**RECORDS SUPPLIED:**
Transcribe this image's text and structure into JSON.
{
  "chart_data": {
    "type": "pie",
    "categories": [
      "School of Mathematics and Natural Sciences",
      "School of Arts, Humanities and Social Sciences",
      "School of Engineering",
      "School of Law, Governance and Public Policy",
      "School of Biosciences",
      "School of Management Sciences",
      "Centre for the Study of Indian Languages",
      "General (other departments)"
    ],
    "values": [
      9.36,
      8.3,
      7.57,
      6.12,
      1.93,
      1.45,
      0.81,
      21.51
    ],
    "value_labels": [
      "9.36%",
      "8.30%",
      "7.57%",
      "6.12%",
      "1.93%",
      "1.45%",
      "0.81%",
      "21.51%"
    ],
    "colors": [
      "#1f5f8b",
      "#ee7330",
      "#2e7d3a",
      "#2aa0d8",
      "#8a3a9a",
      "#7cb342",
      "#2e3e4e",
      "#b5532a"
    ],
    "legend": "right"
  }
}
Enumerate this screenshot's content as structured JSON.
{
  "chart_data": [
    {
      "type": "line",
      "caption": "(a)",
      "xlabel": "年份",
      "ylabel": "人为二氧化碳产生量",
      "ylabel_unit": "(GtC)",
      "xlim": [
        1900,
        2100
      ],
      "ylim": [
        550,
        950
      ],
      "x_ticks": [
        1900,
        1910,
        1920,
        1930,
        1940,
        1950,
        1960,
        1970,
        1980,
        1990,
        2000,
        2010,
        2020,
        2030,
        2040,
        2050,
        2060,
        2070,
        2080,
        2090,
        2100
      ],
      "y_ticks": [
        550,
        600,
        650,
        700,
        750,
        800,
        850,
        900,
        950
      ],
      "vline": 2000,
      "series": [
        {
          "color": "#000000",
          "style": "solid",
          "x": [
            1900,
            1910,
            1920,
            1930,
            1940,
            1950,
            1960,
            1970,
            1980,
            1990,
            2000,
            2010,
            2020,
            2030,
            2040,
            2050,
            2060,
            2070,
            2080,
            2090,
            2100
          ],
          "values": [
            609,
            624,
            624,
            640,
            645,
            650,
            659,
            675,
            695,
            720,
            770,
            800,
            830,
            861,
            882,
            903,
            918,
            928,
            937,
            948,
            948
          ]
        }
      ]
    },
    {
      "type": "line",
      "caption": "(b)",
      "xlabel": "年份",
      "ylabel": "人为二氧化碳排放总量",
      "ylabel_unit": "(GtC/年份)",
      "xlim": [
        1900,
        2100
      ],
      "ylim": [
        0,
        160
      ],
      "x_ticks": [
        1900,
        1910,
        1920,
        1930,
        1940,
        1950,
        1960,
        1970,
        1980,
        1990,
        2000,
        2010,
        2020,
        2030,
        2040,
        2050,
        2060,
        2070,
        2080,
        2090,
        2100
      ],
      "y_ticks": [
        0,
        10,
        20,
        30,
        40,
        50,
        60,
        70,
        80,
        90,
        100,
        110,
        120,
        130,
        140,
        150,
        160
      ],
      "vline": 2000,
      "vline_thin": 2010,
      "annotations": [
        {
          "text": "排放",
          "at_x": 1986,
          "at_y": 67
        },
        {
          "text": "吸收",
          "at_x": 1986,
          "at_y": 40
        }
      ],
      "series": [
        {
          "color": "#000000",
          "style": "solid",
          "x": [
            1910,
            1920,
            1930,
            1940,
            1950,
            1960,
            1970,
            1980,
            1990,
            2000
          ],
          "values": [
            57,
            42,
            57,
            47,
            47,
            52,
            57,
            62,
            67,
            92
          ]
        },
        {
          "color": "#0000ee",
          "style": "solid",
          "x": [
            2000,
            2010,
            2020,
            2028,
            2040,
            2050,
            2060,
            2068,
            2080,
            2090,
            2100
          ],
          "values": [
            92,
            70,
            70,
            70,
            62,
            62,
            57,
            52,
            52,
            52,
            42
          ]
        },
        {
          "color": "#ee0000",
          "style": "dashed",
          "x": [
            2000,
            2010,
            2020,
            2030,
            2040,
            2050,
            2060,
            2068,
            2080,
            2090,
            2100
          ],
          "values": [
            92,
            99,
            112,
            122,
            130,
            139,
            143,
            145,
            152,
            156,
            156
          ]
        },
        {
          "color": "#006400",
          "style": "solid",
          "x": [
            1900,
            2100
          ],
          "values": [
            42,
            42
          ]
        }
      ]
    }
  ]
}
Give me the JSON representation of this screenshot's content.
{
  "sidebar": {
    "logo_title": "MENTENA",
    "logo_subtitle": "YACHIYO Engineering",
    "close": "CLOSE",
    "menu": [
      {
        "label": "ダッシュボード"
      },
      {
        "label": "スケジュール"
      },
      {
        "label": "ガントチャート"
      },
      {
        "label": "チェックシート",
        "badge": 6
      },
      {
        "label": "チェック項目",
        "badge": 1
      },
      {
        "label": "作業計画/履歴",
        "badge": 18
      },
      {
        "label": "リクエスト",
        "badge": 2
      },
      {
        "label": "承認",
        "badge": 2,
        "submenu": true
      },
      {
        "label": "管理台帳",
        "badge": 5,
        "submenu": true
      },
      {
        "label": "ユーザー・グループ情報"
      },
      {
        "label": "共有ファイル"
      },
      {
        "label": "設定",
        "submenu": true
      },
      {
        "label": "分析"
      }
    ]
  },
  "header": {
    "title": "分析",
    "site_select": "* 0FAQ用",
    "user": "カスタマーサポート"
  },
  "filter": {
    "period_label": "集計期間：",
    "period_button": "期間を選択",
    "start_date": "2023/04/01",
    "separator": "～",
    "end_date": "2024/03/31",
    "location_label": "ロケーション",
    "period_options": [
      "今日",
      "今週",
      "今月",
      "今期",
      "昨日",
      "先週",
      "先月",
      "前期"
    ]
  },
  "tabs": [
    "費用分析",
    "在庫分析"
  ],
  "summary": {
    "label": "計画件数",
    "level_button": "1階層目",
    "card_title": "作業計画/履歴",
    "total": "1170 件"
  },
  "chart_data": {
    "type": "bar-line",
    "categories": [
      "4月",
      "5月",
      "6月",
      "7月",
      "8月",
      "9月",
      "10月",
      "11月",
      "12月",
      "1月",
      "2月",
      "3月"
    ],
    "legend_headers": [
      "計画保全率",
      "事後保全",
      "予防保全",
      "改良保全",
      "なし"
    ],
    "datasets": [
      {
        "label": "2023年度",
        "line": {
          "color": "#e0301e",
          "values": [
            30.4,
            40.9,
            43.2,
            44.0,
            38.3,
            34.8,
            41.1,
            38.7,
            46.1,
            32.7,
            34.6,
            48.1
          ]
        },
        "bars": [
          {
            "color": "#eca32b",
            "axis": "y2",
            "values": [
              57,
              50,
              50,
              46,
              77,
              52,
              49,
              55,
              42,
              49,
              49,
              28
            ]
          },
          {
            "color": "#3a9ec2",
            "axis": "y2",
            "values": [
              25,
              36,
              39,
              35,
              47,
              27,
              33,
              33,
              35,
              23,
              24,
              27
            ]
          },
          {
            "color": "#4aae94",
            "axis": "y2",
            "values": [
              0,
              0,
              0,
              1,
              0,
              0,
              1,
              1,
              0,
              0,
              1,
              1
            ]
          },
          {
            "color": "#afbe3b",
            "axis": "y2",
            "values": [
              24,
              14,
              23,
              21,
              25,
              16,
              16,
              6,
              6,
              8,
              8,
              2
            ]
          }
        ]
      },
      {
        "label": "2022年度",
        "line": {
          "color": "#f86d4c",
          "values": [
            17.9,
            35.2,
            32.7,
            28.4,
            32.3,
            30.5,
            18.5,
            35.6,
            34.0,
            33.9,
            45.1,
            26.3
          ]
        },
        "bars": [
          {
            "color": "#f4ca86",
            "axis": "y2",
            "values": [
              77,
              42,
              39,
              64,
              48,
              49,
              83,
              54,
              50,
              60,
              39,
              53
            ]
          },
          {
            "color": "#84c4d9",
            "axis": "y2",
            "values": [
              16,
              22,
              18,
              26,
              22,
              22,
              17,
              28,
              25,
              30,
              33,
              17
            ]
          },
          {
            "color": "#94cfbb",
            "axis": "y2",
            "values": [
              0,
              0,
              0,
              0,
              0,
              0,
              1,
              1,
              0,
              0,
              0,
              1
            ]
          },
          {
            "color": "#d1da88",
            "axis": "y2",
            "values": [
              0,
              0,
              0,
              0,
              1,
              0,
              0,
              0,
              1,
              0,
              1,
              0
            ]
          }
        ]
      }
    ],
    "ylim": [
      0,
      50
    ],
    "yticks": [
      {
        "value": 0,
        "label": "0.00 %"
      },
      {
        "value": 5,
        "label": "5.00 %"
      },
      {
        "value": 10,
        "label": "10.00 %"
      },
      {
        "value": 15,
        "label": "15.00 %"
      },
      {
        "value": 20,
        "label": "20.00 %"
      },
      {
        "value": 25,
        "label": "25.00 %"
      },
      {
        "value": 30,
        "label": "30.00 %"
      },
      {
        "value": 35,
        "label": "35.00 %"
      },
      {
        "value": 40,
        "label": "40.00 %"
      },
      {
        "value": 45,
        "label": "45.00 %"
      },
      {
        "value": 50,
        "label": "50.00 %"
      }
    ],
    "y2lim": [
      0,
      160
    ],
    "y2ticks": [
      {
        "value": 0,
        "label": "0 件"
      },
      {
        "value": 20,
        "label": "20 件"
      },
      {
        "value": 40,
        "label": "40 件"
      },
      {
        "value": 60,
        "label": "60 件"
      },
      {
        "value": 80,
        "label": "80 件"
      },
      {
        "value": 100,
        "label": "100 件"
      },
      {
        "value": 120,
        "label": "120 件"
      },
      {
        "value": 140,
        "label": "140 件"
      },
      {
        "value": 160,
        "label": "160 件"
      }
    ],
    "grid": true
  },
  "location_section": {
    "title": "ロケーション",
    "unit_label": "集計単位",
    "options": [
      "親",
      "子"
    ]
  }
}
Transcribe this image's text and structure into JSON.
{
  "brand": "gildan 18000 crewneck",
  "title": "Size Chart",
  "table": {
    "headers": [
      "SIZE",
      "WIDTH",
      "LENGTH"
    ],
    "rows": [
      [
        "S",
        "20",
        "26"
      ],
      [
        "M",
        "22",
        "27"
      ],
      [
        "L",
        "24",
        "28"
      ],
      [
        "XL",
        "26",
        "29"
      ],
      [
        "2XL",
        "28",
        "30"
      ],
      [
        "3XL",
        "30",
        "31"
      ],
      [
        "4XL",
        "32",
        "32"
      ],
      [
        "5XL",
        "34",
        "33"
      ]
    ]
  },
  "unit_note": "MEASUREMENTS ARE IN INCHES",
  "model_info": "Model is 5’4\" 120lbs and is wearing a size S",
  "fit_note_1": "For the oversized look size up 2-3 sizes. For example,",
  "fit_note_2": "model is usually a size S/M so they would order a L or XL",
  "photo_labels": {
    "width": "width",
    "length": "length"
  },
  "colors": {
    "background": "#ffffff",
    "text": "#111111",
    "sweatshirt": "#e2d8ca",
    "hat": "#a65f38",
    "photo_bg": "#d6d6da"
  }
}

**YOUR INSTRUCTIONS:** From the listing above, collect every line that mentions the word "School".

**RESPONSE TO THIS EXERCISE:**
      "School of Mathematics and Natural Sciences",
      "School of Arts, Humanities and Social Sciences",
      "School of Engineering",
      "School of Law, Governance and Public Policy",
      "School of Biosciences",
      "School of Management Sciences",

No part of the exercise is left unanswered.